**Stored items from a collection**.
+ + + +
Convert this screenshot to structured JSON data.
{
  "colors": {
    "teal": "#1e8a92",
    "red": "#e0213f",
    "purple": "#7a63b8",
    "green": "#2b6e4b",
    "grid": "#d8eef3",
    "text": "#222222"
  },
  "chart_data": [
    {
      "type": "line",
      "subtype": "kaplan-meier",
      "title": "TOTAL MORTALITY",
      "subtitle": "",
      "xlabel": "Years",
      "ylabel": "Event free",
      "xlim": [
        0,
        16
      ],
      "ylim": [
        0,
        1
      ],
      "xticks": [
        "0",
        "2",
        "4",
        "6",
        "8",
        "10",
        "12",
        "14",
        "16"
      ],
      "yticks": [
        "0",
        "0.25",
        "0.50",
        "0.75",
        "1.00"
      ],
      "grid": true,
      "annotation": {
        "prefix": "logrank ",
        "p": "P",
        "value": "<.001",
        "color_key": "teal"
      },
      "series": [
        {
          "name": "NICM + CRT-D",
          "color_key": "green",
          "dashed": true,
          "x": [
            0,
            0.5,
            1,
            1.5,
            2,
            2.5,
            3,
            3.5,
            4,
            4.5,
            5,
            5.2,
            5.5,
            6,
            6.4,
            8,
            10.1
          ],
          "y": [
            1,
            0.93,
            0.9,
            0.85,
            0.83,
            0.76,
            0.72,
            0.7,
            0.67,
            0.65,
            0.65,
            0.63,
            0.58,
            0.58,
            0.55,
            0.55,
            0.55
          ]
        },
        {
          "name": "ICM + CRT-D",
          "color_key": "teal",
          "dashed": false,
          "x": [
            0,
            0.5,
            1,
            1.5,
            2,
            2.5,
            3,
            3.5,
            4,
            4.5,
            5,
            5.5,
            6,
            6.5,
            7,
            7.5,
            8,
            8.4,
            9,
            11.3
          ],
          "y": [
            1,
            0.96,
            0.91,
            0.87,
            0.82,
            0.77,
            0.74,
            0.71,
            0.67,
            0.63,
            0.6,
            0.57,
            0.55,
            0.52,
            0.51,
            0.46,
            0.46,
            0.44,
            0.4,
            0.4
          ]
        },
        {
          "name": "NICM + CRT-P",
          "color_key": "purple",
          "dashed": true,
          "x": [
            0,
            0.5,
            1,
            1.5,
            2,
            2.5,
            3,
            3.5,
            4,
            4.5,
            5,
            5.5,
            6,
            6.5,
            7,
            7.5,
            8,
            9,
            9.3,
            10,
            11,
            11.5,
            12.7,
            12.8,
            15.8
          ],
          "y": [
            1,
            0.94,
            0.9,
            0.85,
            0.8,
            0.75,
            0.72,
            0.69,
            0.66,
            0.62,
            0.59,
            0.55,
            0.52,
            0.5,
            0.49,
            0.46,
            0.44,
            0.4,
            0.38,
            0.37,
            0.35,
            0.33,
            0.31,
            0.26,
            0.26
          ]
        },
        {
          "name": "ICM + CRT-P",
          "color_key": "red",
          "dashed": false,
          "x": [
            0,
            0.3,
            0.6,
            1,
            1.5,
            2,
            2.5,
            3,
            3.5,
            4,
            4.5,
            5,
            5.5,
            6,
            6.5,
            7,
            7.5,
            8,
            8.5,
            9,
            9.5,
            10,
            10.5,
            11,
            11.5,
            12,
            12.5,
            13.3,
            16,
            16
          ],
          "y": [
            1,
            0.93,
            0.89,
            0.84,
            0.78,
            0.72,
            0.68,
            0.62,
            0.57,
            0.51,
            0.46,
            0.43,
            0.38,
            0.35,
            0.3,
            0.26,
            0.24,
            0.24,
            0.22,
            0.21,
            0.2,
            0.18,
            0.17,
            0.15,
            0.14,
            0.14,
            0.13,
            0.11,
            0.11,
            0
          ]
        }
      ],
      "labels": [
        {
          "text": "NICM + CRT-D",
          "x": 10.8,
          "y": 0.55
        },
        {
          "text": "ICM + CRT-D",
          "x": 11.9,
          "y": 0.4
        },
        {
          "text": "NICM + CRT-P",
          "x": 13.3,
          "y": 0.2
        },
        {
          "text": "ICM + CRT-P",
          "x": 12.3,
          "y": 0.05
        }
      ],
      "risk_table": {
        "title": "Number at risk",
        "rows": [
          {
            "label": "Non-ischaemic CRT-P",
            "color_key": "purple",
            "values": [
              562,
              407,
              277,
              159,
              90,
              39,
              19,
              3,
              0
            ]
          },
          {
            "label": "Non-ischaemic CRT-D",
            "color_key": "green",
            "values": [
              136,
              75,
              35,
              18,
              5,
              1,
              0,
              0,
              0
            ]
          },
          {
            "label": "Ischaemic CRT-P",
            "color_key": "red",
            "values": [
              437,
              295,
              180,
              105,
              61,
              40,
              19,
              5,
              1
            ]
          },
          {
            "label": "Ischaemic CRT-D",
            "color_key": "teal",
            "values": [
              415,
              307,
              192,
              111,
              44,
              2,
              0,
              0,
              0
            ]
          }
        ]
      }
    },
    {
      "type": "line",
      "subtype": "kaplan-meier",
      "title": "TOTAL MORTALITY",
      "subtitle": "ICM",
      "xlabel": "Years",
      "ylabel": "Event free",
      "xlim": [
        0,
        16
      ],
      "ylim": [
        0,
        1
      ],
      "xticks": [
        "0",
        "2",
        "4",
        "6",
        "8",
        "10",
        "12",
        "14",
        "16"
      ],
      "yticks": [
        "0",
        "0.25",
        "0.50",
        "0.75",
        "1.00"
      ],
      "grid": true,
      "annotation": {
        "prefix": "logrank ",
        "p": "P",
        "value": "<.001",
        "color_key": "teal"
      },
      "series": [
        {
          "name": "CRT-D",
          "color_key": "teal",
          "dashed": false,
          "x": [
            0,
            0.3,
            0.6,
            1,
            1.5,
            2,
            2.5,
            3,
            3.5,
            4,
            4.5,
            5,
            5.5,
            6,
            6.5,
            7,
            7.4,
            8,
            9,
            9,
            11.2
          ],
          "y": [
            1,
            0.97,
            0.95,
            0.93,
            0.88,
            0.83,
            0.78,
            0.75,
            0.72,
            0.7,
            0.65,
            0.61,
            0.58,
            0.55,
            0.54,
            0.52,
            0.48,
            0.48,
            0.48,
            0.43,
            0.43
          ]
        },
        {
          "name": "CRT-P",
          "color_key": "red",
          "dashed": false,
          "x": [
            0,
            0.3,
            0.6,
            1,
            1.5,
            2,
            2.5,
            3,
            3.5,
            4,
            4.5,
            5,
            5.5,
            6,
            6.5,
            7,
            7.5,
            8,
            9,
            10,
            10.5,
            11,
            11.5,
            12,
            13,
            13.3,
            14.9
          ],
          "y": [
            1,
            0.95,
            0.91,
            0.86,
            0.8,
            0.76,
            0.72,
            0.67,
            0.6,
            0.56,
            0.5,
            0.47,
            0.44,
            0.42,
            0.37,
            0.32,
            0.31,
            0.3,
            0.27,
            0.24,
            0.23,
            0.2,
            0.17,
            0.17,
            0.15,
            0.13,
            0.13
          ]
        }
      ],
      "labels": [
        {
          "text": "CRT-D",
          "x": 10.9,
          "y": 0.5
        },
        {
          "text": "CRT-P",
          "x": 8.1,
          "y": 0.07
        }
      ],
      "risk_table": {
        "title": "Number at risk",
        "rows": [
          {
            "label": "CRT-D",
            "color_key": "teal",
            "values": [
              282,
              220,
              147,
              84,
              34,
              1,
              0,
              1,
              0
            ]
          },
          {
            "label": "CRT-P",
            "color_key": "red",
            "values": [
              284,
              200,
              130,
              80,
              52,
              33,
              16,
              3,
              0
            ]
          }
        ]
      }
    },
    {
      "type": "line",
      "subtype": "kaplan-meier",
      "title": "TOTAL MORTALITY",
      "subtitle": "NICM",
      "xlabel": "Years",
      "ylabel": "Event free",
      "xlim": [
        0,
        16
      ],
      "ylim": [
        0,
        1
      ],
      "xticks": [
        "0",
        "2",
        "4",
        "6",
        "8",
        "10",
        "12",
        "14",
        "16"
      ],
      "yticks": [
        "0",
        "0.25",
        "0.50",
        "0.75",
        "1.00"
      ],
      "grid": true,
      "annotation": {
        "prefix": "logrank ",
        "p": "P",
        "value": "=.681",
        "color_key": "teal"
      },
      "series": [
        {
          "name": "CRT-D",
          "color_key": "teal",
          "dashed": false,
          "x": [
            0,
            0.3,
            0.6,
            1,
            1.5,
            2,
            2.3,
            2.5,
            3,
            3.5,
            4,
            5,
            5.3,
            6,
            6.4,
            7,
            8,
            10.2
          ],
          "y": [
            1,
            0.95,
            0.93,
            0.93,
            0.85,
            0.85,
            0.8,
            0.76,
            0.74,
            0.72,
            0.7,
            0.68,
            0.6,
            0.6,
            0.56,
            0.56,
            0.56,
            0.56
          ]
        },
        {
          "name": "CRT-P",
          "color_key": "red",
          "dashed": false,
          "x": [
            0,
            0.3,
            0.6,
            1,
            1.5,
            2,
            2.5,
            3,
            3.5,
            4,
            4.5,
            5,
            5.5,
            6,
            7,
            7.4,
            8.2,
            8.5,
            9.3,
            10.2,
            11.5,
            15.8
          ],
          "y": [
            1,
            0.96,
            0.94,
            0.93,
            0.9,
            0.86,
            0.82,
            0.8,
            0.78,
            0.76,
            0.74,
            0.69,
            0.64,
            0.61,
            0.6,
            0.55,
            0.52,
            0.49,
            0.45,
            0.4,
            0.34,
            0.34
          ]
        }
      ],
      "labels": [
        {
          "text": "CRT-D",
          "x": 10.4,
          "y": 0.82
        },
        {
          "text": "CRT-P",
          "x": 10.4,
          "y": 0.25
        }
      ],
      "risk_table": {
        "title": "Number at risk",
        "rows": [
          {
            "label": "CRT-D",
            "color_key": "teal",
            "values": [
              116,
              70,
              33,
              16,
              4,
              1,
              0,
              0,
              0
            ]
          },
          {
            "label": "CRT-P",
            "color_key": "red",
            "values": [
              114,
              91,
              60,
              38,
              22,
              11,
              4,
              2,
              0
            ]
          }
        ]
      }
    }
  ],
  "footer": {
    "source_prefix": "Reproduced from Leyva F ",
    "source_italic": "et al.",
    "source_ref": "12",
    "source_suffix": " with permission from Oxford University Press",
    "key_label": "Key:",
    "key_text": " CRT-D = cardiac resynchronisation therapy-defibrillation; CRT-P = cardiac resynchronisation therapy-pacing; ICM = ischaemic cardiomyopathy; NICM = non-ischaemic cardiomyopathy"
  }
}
+ + + +
Find and copy every line in the entries above where the string "NICM" occurs.

          "name": "NICM + CRT-D",
          "name": "NICM + CRT-P",
          "text": "NICM + CRT-D",
          "text": "NICM + CRT-P",
      "subtitle": "NICM",
    "key_text": " CRT-D = cardiac resynchronisation therapy-defibrillation; CRT-P = cardiac resynchronisation therapy-pacing; ICM = ischaemic cardiomyopathy; NICM = non-ischaemic cardiomyopathy"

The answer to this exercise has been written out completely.